Task goal ::
Copy out every line in which the string "περὶ" occurs.

..............................

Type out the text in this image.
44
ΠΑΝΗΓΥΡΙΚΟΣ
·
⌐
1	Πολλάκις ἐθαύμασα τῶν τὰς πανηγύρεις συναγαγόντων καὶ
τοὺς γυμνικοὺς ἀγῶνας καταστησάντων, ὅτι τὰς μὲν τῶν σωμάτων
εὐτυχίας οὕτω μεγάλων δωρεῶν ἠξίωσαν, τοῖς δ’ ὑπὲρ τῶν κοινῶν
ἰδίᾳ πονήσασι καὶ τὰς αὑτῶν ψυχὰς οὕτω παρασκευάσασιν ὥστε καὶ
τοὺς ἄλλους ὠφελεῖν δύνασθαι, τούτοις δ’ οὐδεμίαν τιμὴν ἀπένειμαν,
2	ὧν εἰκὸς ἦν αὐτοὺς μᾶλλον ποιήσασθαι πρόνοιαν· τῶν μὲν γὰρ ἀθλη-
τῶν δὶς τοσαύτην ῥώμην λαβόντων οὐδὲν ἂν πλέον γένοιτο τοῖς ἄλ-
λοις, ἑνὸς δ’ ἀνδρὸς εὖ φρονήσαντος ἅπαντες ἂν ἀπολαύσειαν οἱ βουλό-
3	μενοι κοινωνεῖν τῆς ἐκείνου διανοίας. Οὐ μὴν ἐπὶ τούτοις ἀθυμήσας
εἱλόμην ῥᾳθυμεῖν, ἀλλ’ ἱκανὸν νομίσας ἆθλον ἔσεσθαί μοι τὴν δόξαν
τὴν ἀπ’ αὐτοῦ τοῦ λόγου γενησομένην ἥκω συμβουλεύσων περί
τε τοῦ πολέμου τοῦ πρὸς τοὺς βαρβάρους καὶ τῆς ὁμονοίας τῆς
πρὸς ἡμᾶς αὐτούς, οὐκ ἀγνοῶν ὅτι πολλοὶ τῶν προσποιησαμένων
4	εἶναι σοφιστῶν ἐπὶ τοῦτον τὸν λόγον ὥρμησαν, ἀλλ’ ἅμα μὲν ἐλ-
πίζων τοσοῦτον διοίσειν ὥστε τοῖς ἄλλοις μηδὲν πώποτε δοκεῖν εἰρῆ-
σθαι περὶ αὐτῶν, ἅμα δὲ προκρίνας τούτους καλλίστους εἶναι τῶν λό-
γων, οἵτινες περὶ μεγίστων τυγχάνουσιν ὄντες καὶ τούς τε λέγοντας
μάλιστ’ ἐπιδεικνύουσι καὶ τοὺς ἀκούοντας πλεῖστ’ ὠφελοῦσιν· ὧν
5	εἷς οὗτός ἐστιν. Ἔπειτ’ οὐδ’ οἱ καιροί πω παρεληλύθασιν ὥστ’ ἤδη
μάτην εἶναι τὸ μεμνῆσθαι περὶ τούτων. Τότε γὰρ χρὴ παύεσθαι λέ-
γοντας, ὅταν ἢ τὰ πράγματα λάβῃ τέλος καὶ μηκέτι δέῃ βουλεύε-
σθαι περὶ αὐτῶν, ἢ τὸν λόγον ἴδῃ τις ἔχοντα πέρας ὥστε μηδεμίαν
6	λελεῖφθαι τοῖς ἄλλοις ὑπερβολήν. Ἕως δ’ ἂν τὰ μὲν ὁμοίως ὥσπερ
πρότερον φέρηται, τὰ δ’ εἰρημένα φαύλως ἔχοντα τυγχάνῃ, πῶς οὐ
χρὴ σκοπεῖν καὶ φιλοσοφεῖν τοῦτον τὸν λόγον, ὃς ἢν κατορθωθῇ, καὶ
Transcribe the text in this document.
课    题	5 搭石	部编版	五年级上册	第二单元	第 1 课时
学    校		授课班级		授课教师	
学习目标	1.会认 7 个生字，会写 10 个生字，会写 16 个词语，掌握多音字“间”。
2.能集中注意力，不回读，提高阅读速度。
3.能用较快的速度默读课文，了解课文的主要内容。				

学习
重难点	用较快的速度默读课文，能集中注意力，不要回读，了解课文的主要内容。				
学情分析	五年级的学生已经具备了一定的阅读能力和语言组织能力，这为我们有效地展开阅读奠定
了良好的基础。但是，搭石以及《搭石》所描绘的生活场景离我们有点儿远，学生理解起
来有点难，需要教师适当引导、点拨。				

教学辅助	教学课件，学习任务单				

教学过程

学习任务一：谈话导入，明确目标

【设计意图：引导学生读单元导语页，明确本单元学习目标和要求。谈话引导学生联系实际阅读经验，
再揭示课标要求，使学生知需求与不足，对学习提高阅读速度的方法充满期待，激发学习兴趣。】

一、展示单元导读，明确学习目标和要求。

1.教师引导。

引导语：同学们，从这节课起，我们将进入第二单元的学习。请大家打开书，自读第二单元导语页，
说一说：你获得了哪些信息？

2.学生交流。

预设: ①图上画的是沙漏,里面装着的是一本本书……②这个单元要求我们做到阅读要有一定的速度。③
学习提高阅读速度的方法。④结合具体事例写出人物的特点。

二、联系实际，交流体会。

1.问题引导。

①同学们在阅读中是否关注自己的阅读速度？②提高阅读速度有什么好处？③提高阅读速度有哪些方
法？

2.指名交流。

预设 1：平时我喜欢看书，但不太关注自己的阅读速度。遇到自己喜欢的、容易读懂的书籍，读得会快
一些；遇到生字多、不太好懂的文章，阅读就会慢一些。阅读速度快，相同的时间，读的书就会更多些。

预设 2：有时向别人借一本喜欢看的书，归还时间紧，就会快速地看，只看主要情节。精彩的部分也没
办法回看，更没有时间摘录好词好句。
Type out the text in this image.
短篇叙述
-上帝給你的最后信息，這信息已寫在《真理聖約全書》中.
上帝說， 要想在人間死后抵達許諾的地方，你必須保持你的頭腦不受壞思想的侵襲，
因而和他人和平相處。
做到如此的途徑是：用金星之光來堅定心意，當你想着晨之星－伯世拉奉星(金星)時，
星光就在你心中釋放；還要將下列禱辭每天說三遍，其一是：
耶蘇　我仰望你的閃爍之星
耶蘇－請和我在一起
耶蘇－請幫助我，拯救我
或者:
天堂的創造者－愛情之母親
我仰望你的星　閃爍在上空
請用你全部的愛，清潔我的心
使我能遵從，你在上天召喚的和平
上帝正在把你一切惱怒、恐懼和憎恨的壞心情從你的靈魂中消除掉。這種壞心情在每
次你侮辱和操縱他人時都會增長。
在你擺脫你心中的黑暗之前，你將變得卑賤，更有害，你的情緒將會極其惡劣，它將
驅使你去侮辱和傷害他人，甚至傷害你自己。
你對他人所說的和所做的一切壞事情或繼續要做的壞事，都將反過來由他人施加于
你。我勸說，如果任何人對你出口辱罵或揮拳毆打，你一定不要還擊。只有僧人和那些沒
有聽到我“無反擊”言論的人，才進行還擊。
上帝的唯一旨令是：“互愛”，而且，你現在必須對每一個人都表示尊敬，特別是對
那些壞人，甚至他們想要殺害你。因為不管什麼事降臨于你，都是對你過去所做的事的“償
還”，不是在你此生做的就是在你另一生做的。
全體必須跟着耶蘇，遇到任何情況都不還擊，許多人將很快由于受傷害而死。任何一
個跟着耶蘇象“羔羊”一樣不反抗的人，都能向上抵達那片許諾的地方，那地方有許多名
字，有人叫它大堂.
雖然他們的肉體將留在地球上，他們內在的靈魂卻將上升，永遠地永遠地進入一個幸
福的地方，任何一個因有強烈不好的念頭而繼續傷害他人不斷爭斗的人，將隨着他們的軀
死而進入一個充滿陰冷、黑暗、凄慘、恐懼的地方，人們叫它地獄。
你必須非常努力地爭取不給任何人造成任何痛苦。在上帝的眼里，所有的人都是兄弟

..............................

Response to the task ::
σθαι περὶ αὐτῶν, ἅμα δὲ προκρίνας τούτους καλλίστους εἶναι τῶν λό-
γων, οἵτινες περὶ μεγίστων τυγχάνουσιν ὄντες καὶ τούς τε λέγοντας
μάτην εἶναι τὸ μεμνῆσθαι περὶ τούτων. Τότε γὰρ χρὴ παύεσθαι λέ-
σθαι περὶ αὐτῶν, ἢ τὸν λόγον ἴδῃ τις ἔχοντα πέρας ὥστε μηδεμίαν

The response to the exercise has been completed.